THE EXERCISE> Wherever the word "Brumfield" appears in the entries, copy the whole line.
━━━ DATA FOR THIS TASK ━━━
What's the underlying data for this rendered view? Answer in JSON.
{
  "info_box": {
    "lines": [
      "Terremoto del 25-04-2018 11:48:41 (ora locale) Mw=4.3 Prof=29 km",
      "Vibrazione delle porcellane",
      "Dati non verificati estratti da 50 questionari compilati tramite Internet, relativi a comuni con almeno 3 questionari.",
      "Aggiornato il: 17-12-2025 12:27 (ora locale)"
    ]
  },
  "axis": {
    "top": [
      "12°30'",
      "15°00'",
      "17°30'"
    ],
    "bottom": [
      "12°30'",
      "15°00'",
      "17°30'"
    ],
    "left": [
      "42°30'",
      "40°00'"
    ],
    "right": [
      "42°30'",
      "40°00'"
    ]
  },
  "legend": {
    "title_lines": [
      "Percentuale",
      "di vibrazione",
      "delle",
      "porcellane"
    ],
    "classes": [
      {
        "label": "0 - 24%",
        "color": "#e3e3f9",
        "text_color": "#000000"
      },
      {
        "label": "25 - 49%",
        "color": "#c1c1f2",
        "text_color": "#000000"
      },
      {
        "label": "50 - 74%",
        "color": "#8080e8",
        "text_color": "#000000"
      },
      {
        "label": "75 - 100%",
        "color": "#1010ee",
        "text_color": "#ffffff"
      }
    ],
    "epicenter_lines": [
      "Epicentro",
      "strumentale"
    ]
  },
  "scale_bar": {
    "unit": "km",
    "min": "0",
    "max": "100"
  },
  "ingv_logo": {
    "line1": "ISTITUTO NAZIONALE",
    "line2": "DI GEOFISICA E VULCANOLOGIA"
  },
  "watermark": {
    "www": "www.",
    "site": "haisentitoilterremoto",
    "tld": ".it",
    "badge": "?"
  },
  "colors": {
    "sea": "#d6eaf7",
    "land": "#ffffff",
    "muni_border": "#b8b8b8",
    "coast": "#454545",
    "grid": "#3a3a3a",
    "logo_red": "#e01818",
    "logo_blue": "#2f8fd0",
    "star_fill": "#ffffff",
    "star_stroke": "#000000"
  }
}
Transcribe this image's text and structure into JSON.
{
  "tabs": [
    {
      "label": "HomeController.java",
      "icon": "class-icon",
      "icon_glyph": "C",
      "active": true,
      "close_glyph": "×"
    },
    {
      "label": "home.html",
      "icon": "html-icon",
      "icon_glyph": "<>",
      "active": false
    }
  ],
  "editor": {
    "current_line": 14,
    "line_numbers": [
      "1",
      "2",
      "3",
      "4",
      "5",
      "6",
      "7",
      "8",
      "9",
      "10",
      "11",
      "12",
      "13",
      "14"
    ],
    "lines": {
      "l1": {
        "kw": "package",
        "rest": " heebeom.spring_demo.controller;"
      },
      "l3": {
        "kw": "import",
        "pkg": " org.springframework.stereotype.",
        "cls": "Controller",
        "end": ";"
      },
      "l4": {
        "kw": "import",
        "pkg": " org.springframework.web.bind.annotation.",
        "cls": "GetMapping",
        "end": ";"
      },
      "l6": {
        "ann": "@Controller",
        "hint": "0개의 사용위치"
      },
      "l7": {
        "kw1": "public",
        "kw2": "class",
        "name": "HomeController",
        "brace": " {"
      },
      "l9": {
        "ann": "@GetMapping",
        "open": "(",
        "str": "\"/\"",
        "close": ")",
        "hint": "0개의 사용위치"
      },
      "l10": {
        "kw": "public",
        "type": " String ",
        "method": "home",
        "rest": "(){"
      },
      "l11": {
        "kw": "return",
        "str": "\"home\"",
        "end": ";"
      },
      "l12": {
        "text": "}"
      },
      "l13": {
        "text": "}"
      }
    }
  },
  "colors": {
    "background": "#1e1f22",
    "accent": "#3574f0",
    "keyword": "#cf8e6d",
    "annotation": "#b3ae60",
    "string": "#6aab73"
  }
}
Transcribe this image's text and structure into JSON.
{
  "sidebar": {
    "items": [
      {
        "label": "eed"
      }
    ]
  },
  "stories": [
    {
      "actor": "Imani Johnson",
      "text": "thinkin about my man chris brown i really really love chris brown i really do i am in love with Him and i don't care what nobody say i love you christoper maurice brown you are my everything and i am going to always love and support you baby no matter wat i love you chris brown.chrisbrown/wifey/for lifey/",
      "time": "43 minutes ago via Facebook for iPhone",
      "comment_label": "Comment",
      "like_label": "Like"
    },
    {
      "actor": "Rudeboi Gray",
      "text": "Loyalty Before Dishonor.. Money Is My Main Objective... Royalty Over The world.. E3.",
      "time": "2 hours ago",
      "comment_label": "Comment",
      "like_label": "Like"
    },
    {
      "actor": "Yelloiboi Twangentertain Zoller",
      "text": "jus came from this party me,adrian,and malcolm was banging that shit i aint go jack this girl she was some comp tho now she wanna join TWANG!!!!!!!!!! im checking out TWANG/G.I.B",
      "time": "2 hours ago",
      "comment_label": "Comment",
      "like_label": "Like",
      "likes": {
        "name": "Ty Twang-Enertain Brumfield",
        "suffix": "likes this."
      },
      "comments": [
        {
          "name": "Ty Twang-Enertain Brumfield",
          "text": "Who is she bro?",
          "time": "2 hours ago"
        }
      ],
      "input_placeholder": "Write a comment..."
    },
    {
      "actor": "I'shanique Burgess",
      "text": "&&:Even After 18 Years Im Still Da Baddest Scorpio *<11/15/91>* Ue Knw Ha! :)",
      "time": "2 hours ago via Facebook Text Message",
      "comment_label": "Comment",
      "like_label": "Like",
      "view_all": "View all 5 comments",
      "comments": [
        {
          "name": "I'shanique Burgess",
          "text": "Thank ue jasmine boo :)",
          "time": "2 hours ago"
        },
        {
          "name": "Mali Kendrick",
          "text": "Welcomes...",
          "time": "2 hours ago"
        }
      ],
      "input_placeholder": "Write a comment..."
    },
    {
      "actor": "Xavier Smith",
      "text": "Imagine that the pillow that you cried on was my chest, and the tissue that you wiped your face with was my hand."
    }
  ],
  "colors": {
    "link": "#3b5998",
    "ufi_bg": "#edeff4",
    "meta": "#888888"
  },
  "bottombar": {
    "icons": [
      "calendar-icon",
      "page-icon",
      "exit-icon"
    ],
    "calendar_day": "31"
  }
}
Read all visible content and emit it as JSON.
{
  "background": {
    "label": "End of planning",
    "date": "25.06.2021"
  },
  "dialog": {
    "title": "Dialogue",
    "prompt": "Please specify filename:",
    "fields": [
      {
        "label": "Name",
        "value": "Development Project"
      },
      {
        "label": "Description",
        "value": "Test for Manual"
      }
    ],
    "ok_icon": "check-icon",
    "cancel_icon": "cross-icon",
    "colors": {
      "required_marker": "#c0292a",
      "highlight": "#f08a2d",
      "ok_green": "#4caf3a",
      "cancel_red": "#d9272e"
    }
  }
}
━━━
WORKED SOLUTION>
        "name": "Ty Twang-Enertain Brumfield",
          "name": "Ty Twang-Enertain Brumfield",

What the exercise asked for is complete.